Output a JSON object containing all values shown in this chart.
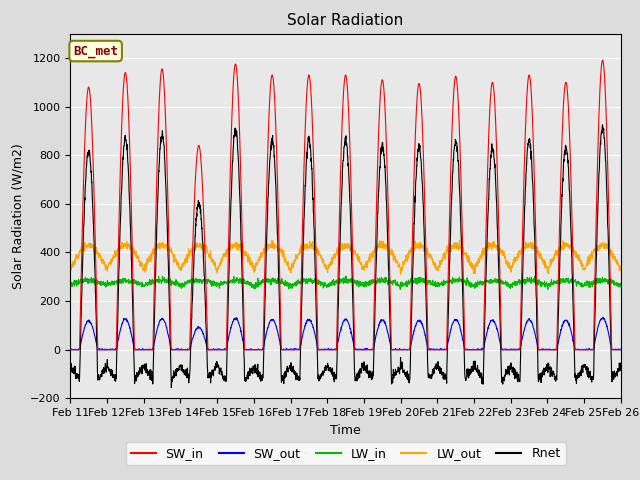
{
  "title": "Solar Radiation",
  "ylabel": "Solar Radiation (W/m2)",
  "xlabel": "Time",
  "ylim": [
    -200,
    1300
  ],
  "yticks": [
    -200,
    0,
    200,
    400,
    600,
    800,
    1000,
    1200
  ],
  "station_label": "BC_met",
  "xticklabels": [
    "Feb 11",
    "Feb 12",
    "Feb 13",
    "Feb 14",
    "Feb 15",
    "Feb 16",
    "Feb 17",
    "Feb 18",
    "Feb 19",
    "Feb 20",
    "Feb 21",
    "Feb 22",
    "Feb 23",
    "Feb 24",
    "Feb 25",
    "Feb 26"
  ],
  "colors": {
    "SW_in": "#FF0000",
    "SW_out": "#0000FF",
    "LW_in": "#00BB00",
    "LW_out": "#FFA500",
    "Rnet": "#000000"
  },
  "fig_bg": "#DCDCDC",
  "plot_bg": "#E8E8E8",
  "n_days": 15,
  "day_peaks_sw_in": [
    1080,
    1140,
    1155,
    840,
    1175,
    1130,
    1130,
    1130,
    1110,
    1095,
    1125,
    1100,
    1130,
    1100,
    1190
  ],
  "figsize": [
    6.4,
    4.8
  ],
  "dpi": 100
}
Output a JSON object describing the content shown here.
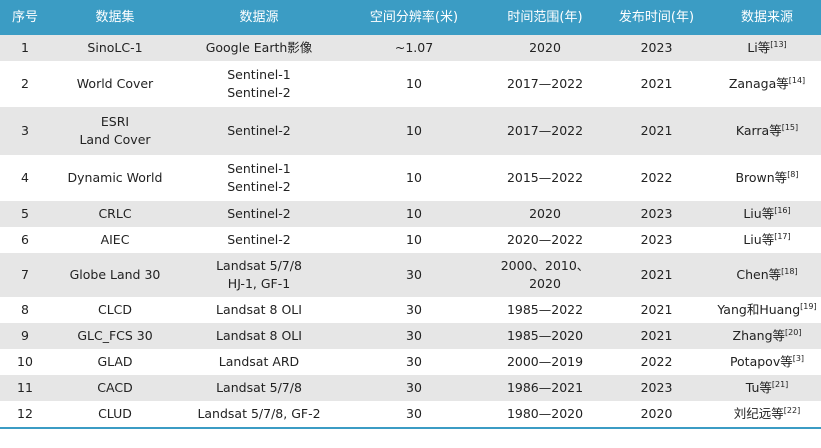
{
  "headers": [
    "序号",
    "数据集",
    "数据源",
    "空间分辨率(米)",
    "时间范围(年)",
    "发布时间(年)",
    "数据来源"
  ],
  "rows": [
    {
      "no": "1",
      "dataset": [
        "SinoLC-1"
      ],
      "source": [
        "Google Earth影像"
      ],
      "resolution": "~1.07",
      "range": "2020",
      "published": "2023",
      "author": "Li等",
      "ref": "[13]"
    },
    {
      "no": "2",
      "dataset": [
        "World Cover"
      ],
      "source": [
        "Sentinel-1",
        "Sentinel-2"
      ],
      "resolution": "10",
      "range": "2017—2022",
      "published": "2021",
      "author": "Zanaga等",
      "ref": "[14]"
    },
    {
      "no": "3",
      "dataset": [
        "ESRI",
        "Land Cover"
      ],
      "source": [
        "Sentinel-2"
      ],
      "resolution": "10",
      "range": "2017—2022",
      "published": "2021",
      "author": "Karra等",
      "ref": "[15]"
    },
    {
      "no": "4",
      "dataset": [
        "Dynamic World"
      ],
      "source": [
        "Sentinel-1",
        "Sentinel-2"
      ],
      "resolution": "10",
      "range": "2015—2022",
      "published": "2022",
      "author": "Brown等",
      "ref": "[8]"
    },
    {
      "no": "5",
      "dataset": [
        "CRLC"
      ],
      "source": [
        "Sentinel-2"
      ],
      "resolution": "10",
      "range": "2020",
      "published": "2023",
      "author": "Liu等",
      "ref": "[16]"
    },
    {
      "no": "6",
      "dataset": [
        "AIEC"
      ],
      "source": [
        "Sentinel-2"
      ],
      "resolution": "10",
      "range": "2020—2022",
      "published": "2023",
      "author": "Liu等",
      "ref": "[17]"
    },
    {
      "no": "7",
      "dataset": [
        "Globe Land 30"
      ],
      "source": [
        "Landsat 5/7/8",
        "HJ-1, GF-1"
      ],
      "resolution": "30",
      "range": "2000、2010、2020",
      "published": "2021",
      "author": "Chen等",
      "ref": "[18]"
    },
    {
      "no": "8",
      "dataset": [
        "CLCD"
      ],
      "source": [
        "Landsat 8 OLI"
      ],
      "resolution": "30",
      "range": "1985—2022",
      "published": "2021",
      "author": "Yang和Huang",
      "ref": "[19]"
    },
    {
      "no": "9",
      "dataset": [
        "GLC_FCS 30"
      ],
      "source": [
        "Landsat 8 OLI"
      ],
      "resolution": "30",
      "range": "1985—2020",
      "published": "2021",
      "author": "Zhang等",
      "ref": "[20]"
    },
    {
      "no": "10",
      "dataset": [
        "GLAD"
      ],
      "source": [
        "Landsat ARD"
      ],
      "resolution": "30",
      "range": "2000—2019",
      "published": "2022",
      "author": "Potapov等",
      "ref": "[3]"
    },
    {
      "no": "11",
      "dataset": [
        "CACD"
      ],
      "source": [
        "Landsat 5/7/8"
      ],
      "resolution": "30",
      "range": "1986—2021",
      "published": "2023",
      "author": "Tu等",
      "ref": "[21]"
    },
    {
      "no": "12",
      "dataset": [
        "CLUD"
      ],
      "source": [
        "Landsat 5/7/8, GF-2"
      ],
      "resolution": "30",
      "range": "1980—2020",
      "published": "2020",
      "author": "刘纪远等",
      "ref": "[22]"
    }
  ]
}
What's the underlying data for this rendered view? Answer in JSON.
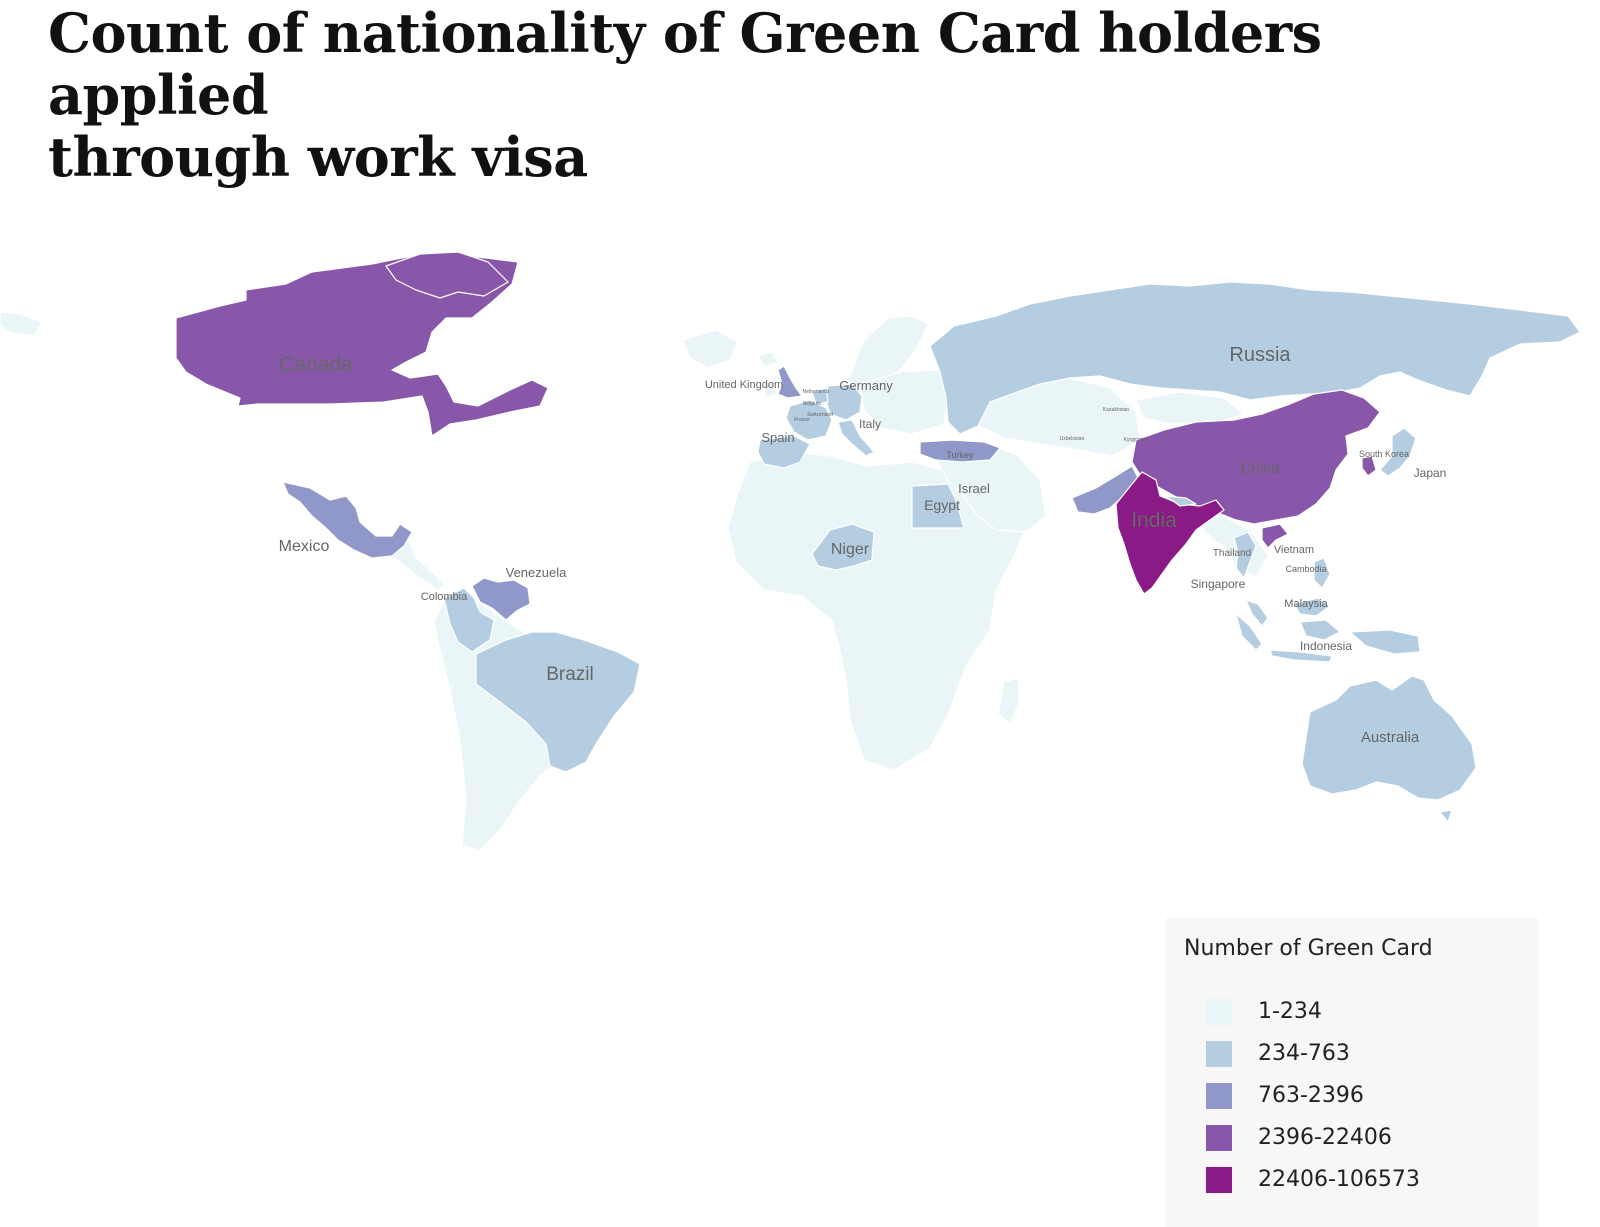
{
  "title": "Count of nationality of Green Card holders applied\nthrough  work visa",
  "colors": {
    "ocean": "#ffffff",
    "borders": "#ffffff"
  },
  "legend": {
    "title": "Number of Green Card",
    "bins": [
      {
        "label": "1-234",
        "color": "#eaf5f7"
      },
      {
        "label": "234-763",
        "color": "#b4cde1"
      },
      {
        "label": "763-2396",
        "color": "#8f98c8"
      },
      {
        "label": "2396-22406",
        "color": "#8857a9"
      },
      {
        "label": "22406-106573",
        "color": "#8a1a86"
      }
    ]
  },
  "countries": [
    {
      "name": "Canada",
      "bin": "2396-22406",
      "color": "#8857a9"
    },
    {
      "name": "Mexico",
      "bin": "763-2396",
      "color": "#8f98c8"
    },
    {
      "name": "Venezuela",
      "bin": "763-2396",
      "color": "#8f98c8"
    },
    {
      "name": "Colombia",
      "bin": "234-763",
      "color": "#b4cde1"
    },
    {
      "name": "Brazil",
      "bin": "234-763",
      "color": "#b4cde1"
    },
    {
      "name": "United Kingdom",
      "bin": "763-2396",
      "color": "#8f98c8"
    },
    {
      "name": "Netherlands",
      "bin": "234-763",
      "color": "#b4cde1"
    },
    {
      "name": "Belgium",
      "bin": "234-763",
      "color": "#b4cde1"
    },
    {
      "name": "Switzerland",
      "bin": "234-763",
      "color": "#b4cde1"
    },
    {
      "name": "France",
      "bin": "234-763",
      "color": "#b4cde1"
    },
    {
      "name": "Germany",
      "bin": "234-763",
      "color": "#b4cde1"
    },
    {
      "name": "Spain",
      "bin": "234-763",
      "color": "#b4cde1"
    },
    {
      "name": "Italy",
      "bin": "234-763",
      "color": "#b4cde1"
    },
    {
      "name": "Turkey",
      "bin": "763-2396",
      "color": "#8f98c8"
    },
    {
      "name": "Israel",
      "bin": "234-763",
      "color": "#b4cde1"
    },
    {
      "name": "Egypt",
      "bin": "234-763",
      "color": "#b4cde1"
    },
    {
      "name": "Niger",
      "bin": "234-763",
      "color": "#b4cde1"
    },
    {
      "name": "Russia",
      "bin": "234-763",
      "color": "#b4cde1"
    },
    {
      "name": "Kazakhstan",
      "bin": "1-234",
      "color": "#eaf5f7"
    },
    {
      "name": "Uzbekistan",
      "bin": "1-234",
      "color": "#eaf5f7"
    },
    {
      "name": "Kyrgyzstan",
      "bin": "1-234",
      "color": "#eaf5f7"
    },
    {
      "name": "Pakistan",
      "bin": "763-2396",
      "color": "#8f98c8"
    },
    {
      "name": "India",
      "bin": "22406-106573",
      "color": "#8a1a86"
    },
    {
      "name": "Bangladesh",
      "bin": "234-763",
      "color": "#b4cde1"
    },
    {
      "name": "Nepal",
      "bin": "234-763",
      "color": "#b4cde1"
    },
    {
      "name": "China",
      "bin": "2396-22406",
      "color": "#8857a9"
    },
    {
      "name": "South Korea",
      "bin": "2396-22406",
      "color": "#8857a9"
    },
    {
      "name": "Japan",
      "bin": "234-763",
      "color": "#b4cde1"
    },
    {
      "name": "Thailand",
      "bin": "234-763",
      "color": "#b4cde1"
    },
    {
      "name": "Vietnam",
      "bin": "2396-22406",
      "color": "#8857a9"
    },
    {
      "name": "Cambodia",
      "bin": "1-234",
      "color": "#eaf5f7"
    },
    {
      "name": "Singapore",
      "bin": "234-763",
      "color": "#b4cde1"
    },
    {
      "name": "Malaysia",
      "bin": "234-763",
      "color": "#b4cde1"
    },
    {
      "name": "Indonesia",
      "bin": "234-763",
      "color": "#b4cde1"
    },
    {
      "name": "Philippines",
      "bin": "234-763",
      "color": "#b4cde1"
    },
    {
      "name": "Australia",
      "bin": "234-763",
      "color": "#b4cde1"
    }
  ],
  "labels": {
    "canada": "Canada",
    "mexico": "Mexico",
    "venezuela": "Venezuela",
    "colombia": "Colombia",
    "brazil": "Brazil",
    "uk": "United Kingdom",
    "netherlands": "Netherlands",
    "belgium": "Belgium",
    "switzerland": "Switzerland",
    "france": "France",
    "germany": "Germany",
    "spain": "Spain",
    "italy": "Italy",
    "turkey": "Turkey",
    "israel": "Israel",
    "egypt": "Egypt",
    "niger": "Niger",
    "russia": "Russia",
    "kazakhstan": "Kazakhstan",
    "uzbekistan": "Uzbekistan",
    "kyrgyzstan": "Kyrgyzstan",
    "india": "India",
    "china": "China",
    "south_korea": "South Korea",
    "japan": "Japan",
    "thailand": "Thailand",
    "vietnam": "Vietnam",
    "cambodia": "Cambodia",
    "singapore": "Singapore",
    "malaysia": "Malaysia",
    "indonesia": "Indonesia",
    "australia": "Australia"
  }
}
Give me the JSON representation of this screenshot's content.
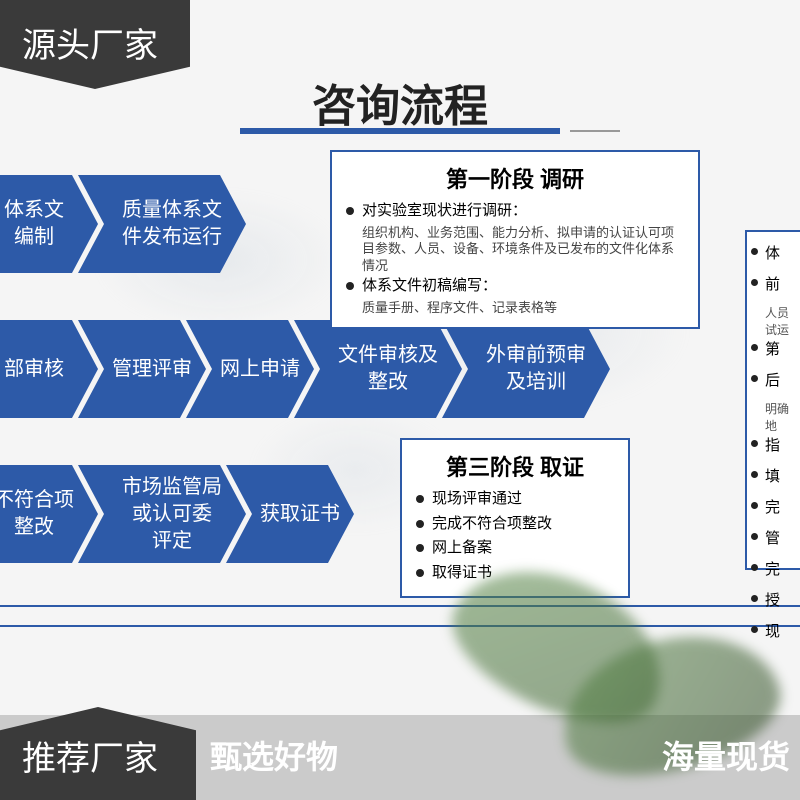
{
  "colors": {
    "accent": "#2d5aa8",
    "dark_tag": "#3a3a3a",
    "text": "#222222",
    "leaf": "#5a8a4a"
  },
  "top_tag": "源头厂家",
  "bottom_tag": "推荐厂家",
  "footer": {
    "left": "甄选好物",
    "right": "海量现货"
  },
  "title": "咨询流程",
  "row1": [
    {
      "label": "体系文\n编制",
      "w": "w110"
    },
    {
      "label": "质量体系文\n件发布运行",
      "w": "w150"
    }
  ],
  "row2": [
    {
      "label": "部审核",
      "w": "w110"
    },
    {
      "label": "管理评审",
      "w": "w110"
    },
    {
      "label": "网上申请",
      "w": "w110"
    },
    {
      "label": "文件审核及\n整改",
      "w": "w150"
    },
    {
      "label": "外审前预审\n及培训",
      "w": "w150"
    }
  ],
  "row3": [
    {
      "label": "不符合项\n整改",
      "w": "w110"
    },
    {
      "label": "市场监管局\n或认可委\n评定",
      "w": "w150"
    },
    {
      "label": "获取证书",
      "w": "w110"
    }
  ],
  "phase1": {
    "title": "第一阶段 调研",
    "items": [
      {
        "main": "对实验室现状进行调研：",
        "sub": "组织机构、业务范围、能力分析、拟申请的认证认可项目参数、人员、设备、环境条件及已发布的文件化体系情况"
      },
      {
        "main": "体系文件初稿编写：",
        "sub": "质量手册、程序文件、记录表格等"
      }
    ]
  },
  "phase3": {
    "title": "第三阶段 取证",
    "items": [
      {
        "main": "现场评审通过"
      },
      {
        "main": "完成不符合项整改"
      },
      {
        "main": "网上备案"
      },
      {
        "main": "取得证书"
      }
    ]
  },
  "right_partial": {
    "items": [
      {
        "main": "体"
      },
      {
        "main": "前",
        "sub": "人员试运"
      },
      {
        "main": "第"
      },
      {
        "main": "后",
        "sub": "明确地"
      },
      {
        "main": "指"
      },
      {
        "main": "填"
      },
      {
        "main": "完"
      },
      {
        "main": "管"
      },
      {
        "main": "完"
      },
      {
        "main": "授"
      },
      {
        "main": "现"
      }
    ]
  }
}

The problem:
Search the records for the word "Radiation". Copy every line that has it.

Solution for this exercise:
  "title": "Solar Radiation",
  "ylabel": "Solar Radiation (W/m2)",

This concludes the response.